--- start Data lines ---

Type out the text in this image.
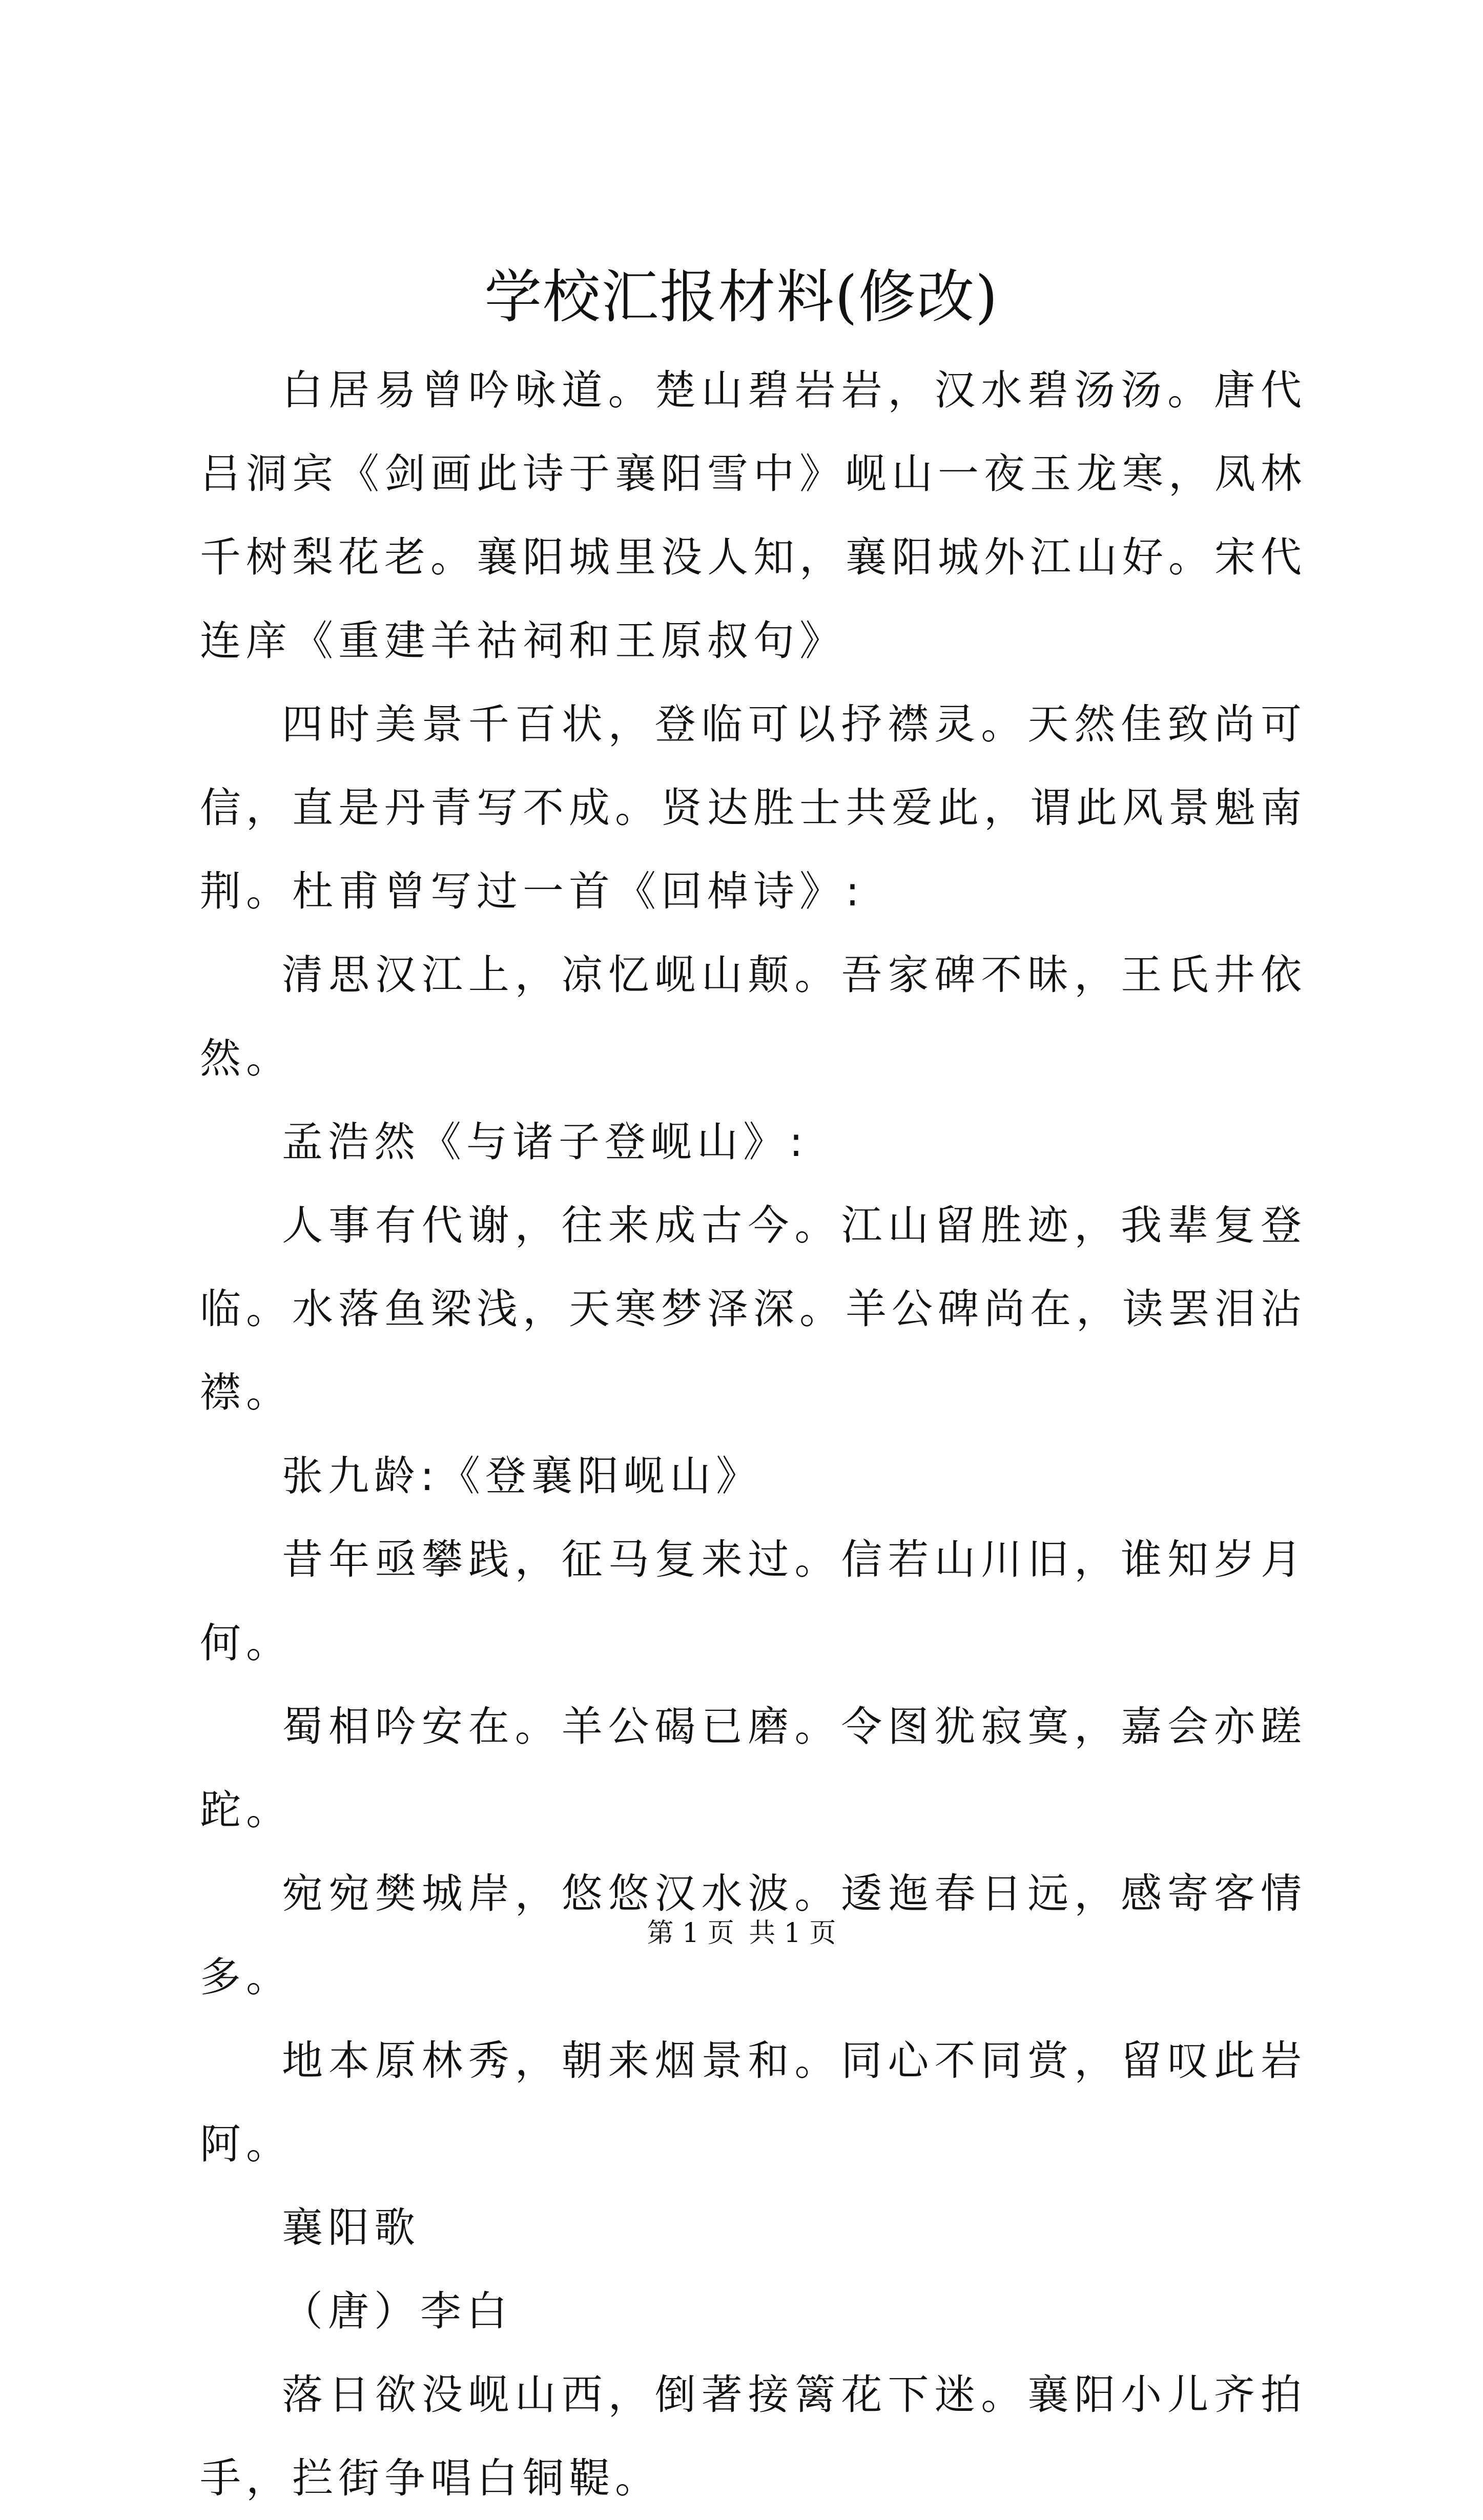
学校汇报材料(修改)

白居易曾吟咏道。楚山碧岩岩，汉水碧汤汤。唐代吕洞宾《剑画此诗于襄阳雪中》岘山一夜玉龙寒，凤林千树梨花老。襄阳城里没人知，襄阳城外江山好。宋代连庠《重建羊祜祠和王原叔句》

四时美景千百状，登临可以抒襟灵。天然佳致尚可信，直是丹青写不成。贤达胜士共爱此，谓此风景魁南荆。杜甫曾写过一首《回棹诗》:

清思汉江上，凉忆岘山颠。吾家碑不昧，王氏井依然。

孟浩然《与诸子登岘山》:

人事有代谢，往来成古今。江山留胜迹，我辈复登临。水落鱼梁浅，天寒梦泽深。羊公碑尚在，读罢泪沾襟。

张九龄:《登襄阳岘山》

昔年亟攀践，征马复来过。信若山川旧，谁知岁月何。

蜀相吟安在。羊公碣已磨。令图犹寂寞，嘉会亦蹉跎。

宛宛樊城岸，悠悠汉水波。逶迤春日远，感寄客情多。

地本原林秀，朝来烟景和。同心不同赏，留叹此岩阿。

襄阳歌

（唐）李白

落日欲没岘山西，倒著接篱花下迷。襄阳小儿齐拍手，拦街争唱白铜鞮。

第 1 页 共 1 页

--- end Data lines ---

▸ **Task description**: Repeat every record precisely. Any picture among them stays out of the copy.

▸ **Correct output**:
Type out the text in this image.
学校汇报材料(修改)

白居易曾吟咏道。楚山碧岩岩，汉水碧汤汤。唐代吕洞宾《剑画此诗于襄阳雪中》岘山一夜玉龙寒，凤林千树梨花老。襄阳城里没人知，襄阳城外江山好。宋代连庠《重建羊祜祠和王原叔句》

四时美景千百状，登临可以抒襟灵。天然佳致尚可信，直是丹青写不成。贤达胜士共爱此，谓此风景魁南荆。杜甫曾写过一首《回棹诗》:

清思汉江上，凉忆岘山颠。吾家碑不昧，王氏井依然。

孟浩然《与诸子登岘山》:

人事有代谢，往来成古今。江山留胜迹，我辈复登临。水落鱼梁浅，天寒梦泽深。羊公碑尚在，读罢泪沾襟。

张九龄:《登襄阳岘山》

昔年亟攀践，征马复来过。信若山川旧，谁知岁月何。

蜀相吟安在。羊公碣已磨。令图犹寂寞，嘉会亦蹉跎。

宛宛樊城岸，悠悠汉水波。逶迤春日远，感寄客情多。

地本原林秀，朝来烟景和。同心不同赏，留叹此岩阿。

襄阳歌

（唐）李白

落日欲没岘山西，倒著接篱花下迷。襄阳小儿齐拍手，拦街争唱白铜鞮。

第 1 页 共 1 页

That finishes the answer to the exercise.